Document text:
Commit 6d07a2a
committed
metal: memory and correctness cleanup in gfx/drivers/metal.m
Five related fixes in the Metal driver, grouped together because
they're all narrow, independent, and touch the same file:
1. Fix byte offset in MetalRaster.updateGlyph didModifyRange:
The managed-storage buffer invalidation for incremental glyph
uploads was passing the row index as the byte offset rather than
row * stride. Length was correctly in bytes (height * _stride),
so the invalidated range described bytes
[row_index .. row_index + height*_stride), which almost never
overlapped the actually-modified rows. On managed-storage devices
this can leave recently-drawn glyphs invisible to the GPU until
the atlas is invalidated by some other path.
Every other didModifyRange: call site in this file uses a byte
range; aligning this one matches the convention. No behavioural
change on shared-storage / Cocoa Touch.
2. Stream screenshot read-back one row at a time
Context.readBackBuffer: malloced a full-frame BGRA copy of the
whole backbuffer, getBytes:'d into it, then converted BGRA->BGR
into the caller's buffer row by row. For a 4K capture that is
~32 MiB of transient heap per screenshot.
Restructure to getBytes: one row at a time directly into a small
scratch buffer (stack up to 16K-wide, heap fallback beyond),
then convert in place. Peak transient footprint drops from
~32 MiB to ~16 KiB. Also narrows the getBytes: source region to
the viewport Y range instead of reading the whole backbuffer
and discarding rows above and below.

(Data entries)
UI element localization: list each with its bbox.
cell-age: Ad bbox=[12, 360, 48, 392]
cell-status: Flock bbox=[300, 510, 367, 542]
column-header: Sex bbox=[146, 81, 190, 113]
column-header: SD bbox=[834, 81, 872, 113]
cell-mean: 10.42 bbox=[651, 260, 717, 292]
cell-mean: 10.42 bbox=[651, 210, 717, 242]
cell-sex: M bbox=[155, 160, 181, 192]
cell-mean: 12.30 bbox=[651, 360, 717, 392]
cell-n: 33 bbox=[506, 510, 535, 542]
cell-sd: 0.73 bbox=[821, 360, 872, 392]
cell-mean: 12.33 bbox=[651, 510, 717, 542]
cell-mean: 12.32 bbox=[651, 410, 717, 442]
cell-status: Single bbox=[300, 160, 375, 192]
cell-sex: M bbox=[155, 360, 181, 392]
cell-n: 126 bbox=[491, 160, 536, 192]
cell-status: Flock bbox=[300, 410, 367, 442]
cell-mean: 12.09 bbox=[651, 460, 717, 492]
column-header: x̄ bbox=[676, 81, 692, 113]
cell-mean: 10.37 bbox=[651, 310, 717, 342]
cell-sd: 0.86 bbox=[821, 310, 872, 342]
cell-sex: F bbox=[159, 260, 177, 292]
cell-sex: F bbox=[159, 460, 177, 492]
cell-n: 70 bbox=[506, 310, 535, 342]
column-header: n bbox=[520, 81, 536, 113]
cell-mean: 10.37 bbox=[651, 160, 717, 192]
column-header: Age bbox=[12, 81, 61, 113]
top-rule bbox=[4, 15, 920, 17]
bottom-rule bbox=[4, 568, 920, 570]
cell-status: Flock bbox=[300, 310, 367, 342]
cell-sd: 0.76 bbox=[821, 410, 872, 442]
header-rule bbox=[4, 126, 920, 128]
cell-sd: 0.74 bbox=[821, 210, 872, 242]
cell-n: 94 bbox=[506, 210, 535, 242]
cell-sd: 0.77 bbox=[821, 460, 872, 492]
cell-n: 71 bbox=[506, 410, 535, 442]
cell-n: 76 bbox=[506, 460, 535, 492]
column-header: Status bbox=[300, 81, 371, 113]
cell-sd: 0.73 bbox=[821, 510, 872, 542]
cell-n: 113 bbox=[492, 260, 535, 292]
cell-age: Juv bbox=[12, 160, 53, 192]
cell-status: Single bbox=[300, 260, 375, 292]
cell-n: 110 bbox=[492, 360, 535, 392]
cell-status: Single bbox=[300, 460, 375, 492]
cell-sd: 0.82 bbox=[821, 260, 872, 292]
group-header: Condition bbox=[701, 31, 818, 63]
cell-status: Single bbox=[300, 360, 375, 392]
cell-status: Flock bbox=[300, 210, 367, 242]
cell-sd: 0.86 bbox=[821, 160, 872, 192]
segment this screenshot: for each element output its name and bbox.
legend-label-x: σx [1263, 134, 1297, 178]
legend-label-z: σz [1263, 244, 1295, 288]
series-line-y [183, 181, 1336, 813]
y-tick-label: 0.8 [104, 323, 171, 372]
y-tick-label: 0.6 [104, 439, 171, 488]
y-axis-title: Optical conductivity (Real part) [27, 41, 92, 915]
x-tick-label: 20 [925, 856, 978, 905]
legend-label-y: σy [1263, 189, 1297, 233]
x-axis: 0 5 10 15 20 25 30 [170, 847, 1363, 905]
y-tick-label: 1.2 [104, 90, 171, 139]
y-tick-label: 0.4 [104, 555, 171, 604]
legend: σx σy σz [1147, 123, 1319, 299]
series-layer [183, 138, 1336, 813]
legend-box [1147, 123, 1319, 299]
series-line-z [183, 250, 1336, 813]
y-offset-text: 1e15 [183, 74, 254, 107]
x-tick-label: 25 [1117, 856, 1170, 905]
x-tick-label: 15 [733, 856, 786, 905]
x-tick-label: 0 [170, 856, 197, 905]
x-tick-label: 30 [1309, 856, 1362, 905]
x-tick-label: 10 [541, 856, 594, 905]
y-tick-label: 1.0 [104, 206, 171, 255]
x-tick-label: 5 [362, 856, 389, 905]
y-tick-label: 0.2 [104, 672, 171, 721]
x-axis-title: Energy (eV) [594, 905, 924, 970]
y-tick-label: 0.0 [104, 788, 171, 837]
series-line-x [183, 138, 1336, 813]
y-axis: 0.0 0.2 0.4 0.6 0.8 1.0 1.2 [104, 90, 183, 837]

Brief 1: Please list every method name mentioned in the Metal driver commit message.
Brief 2: Carry the Metal driver commit message forward from its last sentence.

Reply 1:
- MetalRaster.updateGlyph
- didModifyRange:
- Context.readBackBuffer:
- getBytes:

Reply 2:
3. Unify font atlas upload paths
MetalRaster init had two branches: a "fast path" using
newBufferWithBytes:length:options: when stride matched atlas
width, and a row memcpy loop when it did not. Both copied the
atlas exactly once, and the fast path carried a workaround
comment noting that newBufferWithBytes: does not correctly
invalidate the buffer on macOS, forcing a manual
didModifyRange: anyway. That made the two paths behaviourally
identical.
Collapse both to a single newBufferWithLength: + .contents
fill, with a whole-buffer memcpy when stride matches width
and a row memcpy loop otherwise. One code path, one
invalidation site, no change in allocated memory or copies.
4. Bound BufferChain memory and clear stale per-node allocated
BufferChain grew monotonically: allocRange: appended a new node
whenever a request exceeded the current node's remaining space,
but discard only reset the head pointer and offset. Backing
nodes were never freed, so a single oversized allocation (heavy
shader pass, one-off geometry spike, content switch to a larger
resolution or shader chain) kept its node alive for the lifetime
of the driver, retained across all CHAIN_LENGTH chains.
Steady-state retention was therefore the all-time high-water
mark * CHAIN_LENGTH.
Trim the tail at discard: find the last node with allocated > 0
and drop nodes after it. Nodes are appended in alloc order and
allocRange: only advances forward, so a trailing unused node
means the whole tail is unused and safe to drop. Interior
unused nodes are kept (waste bounded by _blockLen per node;
they will be reused by smaller allocs on the next cycle).
Only trims when the chain was actually used this cycle
(_allocated > 0) so a quiescent frame doesn't drop the chain
and force reallocation on the next use.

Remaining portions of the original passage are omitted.